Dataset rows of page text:
:::::

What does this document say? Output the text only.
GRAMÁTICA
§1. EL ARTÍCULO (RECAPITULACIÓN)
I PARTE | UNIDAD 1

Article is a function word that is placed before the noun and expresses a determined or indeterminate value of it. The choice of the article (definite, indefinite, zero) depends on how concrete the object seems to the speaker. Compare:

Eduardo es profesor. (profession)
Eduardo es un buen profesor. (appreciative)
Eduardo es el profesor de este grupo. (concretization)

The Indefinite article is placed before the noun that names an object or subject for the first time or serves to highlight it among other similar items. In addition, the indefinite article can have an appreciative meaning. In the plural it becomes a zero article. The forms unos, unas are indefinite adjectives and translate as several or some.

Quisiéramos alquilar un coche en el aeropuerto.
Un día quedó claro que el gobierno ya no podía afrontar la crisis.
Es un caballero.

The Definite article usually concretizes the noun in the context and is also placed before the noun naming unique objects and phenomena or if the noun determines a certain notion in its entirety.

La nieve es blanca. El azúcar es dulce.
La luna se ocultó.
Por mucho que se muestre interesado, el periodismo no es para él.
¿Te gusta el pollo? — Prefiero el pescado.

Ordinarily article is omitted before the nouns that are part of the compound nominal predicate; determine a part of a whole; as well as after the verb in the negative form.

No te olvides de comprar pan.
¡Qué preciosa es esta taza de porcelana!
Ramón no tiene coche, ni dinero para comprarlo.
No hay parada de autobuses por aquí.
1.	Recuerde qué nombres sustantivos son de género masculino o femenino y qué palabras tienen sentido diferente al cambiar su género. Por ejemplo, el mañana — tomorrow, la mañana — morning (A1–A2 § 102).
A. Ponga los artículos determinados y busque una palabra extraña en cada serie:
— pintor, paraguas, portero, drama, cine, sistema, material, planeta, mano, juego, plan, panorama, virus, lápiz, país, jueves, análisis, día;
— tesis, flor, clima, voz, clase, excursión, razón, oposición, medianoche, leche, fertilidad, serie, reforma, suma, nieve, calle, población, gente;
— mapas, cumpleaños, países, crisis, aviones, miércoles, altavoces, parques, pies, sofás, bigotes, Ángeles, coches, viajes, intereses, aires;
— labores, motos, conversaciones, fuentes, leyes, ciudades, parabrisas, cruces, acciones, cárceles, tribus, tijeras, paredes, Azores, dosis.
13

:::::

### Try it
Scan the lines above for the word "nieve". Return each one that has it.

### Exercise response
La nieve es blanca. El azúcar es dulce.
— tesis, flor, clima, voz, clase, excursión, razón, oposición, medianoche, leche, fertilidad, serie, reforma, suma, nieve, calle, población, gente;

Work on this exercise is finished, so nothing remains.